--- Start of MATERIAL ---

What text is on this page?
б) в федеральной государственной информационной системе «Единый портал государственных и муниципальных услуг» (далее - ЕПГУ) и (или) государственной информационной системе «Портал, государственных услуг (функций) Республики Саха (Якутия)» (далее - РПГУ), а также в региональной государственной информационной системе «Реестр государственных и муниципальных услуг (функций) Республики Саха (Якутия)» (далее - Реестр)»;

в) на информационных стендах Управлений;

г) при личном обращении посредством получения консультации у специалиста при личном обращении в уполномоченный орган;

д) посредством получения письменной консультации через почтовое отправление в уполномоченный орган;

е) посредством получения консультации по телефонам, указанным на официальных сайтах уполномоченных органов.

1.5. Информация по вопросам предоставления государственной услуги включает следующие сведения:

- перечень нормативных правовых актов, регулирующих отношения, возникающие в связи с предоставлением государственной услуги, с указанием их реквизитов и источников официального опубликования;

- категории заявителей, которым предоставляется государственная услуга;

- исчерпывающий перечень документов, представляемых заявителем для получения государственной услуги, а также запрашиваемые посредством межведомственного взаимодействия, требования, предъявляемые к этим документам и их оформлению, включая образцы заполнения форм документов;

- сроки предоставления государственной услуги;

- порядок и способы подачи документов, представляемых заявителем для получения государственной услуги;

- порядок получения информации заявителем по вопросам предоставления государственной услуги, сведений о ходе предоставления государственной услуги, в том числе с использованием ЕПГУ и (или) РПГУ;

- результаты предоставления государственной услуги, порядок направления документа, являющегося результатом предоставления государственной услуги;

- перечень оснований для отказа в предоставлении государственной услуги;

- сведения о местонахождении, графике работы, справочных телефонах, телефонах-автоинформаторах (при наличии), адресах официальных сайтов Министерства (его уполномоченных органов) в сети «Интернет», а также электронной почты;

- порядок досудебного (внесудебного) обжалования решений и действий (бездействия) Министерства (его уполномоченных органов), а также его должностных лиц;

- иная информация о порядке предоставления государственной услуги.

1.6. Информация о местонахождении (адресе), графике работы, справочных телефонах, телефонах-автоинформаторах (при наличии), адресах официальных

--- End of MATERIAL ---

**SHORT TASK:** Every entry should be printed again exactly as written.

**TASK RESULT:**
What text is on this page?
б) в федеральной государственной информационной системе «Единый портал государственных и муниципальных услуг» (далее - ЕПГУ) и (или) государственной информационной системе «Портал, государственных услуг (функций) Республики Саха (Якутия)» (далее - РПГУ), а также в региональной государственной информационной системе «Реестр государственных и муниципальных услуг (функций) Республики Саха (Якутия)» (далее - Реестр)»;

в) на информационных стендах Управлений;

г) при личном обращении посредством получения консультации у специалиста при личном обращении в уполномоченный орган;

д) посредством получения письменной консультации через почтовое отправление в уполномоченный орган;

е) посредством получения консультации по телефонам, указанным на официальных сайтах уполномоченных органов.

1.5. Информация по вопросам предоставления государственной услуги включает следующие сведения:

- перечень нормативных правовых актов, регулирующих отношения, возникающие в связи с предоставлением государственной услуги, с указанием их реквизитов и источников официального опубликования;

- категории заявителей, которым предоставляется государственная услуга;

- исчерпывающий перечень документов, представляемых заявителем для получения государственной услуги, а также запрашиваемые посредством межведомственного взаимодействия, требования, предъявляемые к этим документам и их оформлению, включая образцы заполнения форм документов;

- сроки предоставления государственной услуги;

- порядок и способы подачи документов, представляемых заявителем для получения государственной услуги;

- порядок получения информации заявителем по вопросам предоставления государственной услуги, сведений о ходе предоставления государственной услуги, в том числе с использованием ЕПГУ и (или) РПГУ;

- результаты предоставления государственной услуги, порядок направления документа, являющегося результатом предоставления государственной услуги;

- перечень оснований для отказа в предоставлении государственной услуги;

- сведения о местонахождении, графике работы, справочных телефонах, телефонах-автоинформаторах (при наличии), адресах официальных сайтов Министерства (его уполномоченных органов) в сети «Интернет», а также электронной почты;

- порядок досудебного (внесудебного) обжалования решений и действий (бездействия) Министерства (его уполномоченных органов), а также его должностных лиц;

- иная информация о порядке предоставления государственной услуги.

1.6. Информация о местонахождении (адресе), графике работы, справочных телефонах, телефонах-автоинформаторах (при наличии), адресах официальных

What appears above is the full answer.